# [To be done]
Scan the material below for lines with the word "scientist" and report how many there are, with nothing added.

# [Information given]
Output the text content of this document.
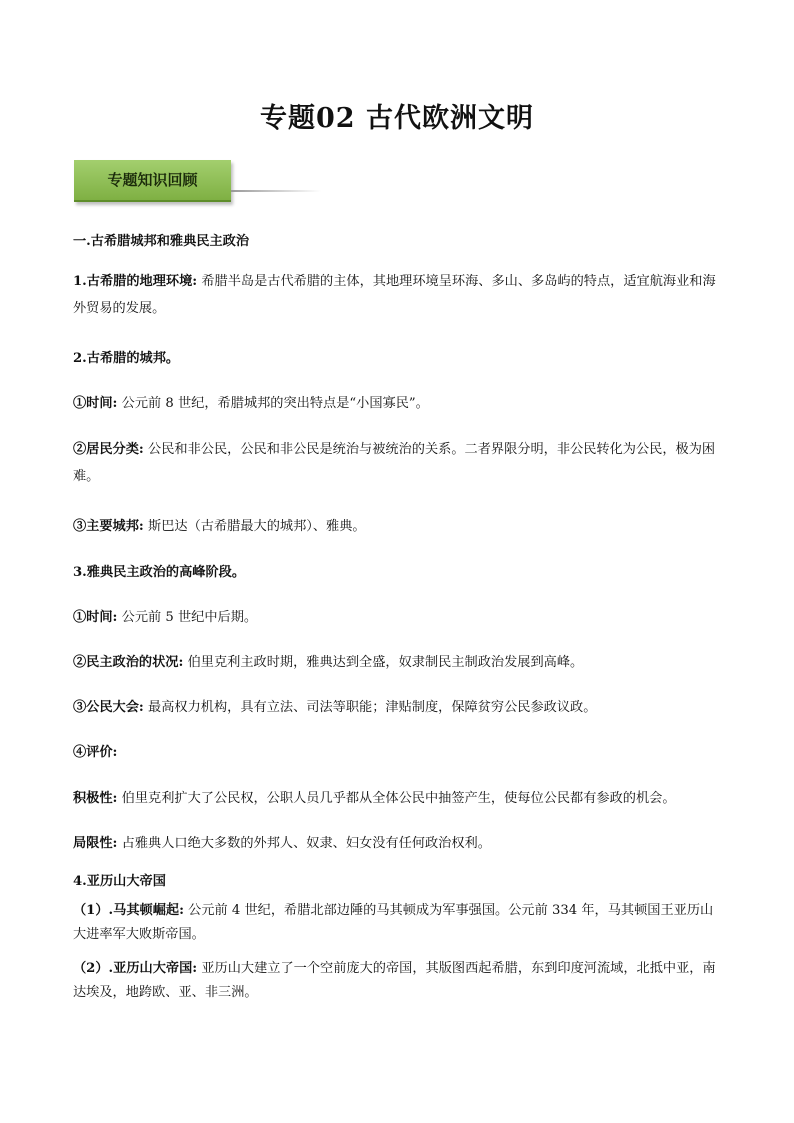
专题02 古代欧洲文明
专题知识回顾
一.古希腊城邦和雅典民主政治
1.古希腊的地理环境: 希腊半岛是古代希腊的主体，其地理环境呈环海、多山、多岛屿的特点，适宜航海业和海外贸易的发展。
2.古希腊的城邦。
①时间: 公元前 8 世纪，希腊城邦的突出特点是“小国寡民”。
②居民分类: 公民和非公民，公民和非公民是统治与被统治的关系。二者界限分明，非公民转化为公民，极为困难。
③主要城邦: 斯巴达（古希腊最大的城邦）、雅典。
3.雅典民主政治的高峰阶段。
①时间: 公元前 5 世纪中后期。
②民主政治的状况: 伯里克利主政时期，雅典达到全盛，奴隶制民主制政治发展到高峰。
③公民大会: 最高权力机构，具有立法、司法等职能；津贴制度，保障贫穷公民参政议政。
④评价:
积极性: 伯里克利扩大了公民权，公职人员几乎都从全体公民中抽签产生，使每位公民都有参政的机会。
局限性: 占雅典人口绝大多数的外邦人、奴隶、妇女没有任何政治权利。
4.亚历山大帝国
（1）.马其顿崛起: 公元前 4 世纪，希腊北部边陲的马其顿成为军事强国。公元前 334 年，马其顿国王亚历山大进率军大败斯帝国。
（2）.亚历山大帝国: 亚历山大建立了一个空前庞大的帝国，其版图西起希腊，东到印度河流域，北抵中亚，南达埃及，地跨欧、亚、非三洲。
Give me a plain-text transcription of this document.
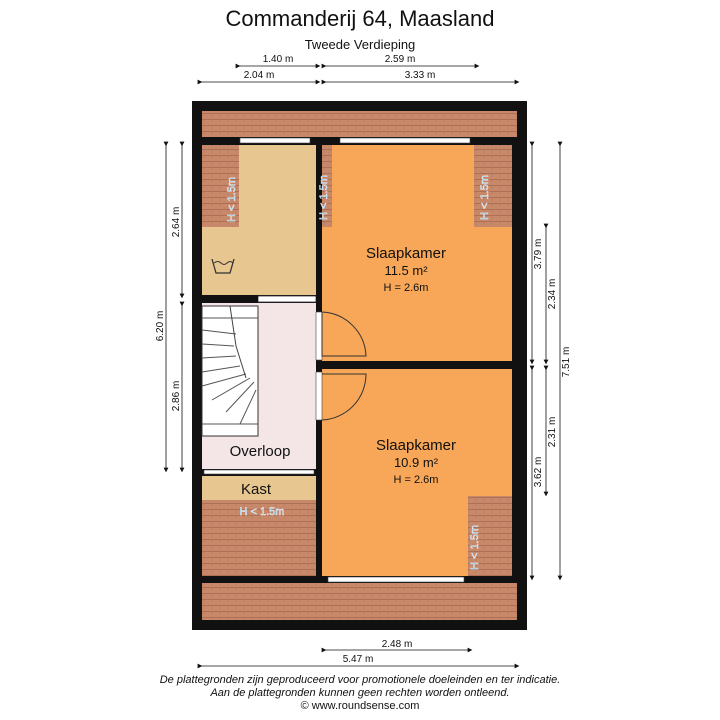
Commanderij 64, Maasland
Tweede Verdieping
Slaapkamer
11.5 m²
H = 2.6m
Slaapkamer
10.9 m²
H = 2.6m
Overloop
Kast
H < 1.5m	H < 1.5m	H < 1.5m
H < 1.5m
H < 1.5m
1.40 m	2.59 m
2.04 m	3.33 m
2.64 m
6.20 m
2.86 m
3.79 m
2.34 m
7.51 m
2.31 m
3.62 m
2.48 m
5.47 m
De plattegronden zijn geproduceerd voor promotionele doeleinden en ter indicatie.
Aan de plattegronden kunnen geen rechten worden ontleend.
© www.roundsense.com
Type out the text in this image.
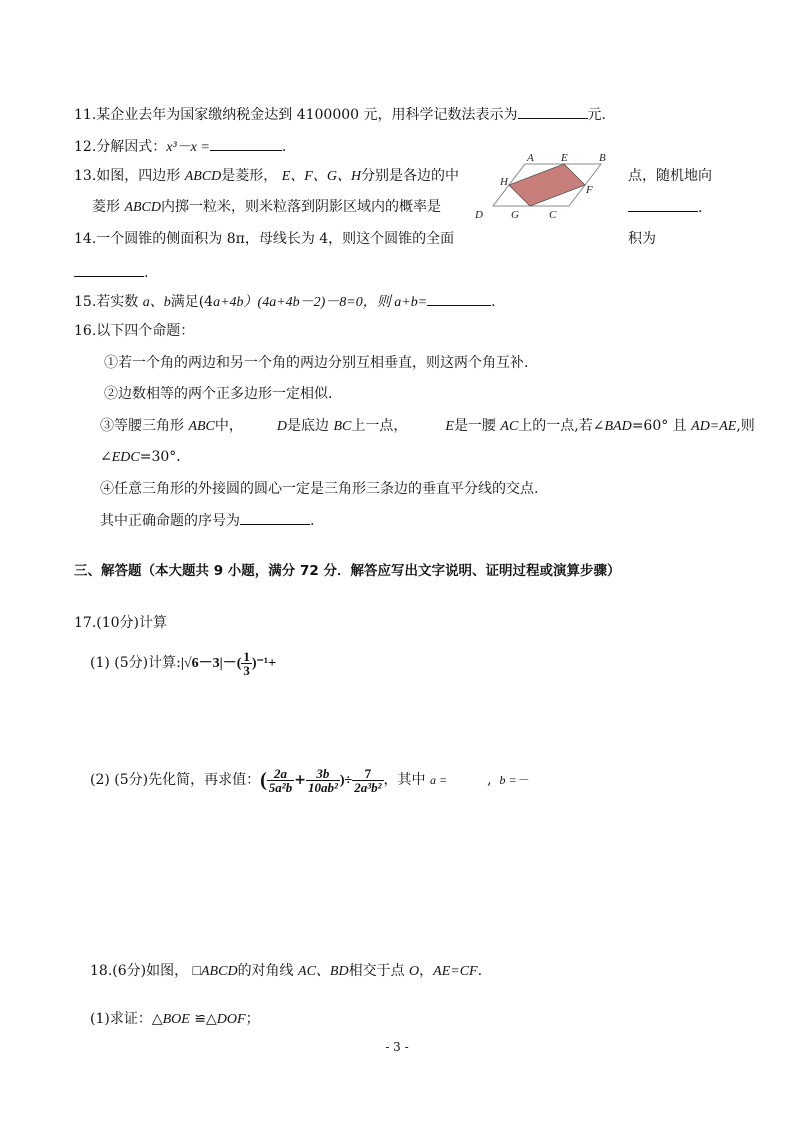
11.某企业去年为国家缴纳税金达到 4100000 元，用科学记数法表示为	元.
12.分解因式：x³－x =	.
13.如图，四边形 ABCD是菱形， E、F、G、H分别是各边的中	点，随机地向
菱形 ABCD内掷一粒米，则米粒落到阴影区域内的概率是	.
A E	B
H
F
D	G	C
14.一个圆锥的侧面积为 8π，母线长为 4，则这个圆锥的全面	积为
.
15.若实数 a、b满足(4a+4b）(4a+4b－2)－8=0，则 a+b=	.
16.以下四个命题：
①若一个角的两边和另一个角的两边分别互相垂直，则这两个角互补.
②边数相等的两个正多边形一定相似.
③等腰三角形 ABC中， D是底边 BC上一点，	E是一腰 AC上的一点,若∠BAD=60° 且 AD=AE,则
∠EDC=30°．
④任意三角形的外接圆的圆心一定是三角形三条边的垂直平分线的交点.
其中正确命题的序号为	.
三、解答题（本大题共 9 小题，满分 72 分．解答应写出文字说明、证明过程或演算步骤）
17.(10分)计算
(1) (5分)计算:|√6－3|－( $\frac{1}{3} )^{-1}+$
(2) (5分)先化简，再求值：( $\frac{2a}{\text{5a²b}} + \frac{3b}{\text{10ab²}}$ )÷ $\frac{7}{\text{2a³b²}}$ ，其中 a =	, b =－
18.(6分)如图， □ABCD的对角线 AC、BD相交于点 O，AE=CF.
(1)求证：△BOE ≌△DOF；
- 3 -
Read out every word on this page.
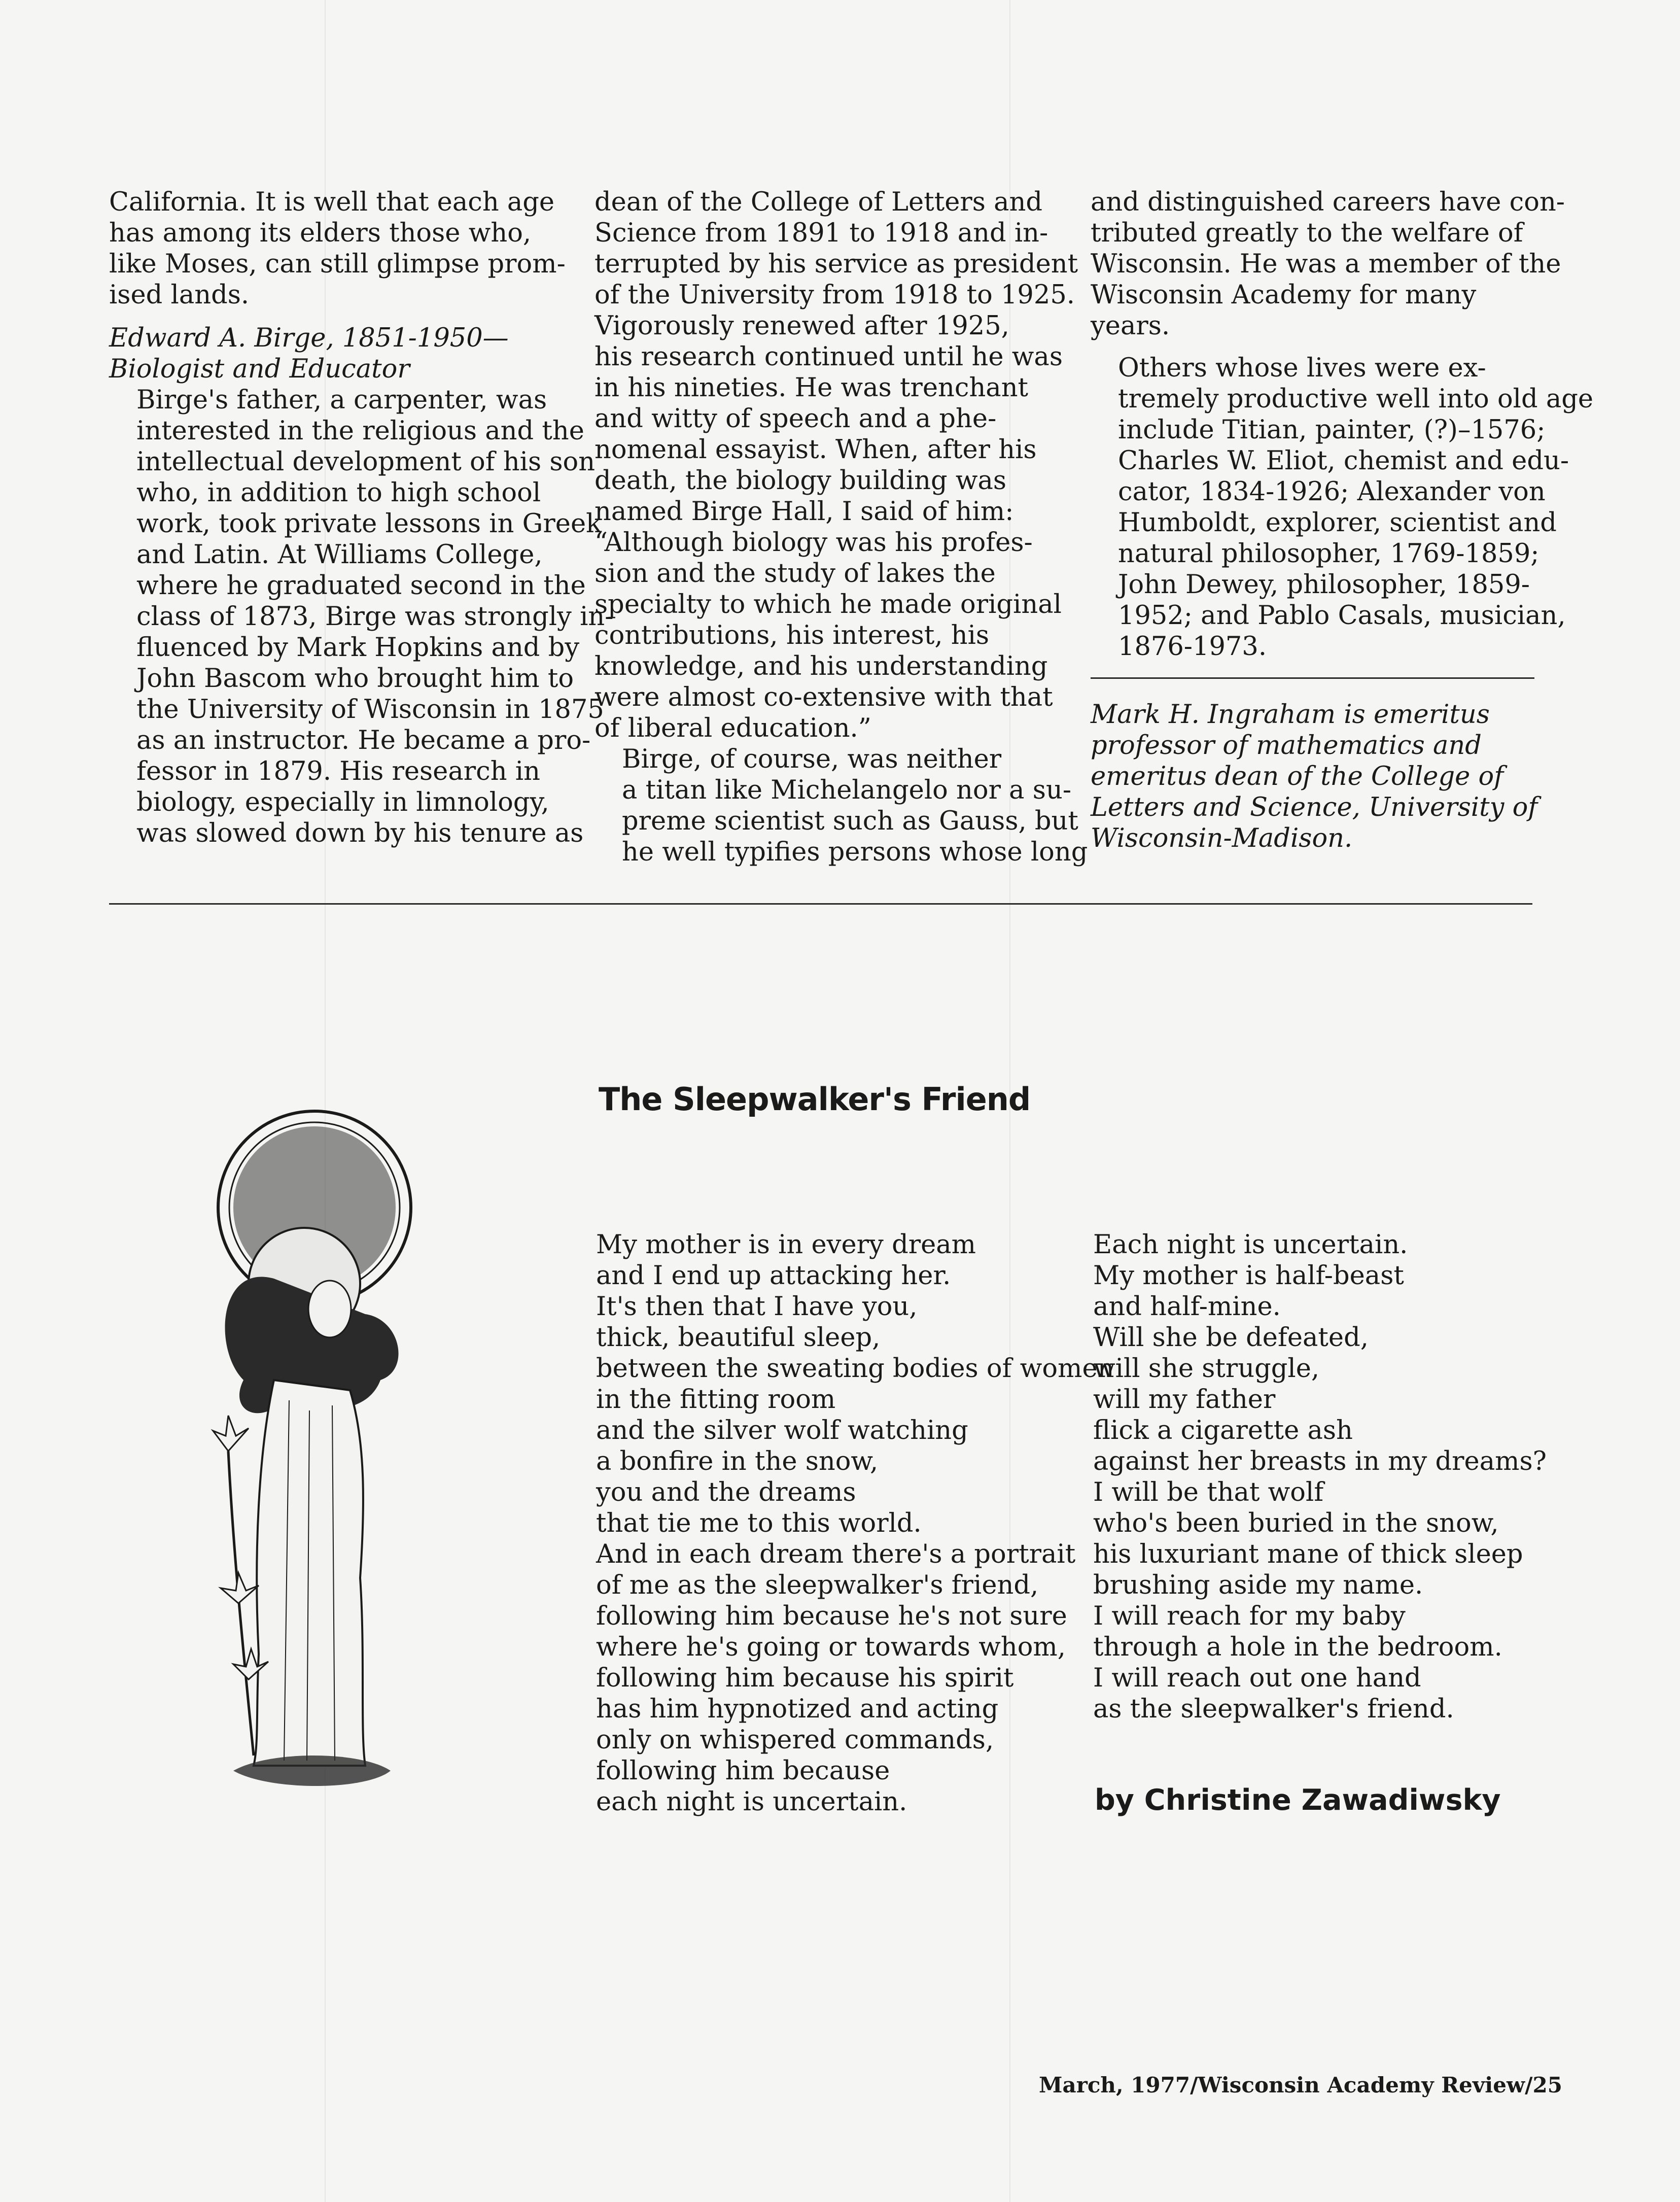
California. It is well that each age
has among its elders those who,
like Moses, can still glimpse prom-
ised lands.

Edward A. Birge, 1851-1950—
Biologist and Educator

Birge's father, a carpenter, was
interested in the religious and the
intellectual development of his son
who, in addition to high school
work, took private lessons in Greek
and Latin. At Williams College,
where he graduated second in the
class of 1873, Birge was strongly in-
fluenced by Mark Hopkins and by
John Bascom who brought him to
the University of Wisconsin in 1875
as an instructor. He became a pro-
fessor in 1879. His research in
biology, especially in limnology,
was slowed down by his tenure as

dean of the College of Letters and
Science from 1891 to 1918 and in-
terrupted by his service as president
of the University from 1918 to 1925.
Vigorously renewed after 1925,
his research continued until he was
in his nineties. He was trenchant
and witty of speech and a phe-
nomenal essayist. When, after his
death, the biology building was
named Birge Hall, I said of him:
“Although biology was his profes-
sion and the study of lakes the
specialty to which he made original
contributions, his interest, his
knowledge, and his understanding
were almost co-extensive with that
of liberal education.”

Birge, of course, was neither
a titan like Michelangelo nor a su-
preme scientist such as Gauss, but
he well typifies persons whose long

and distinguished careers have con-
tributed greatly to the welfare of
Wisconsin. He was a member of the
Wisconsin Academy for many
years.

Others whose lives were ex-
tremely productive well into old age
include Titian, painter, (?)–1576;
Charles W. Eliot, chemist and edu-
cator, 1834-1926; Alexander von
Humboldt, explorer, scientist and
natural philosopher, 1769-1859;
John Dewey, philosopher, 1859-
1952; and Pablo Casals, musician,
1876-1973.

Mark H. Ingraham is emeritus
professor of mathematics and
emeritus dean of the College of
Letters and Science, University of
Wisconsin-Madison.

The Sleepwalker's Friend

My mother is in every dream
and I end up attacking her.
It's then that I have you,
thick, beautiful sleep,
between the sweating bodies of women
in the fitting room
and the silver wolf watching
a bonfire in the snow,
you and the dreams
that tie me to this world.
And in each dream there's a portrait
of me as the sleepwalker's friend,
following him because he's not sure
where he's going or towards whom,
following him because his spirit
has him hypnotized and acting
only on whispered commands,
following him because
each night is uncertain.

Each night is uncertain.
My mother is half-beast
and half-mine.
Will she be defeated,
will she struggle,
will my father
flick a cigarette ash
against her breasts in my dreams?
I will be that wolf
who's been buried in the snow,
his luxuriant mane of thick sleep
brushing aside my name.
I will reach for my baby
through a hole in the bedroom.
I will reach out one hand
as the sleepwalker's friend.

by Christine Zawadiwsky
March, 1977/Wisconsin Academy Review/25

# [Exercise answer]
2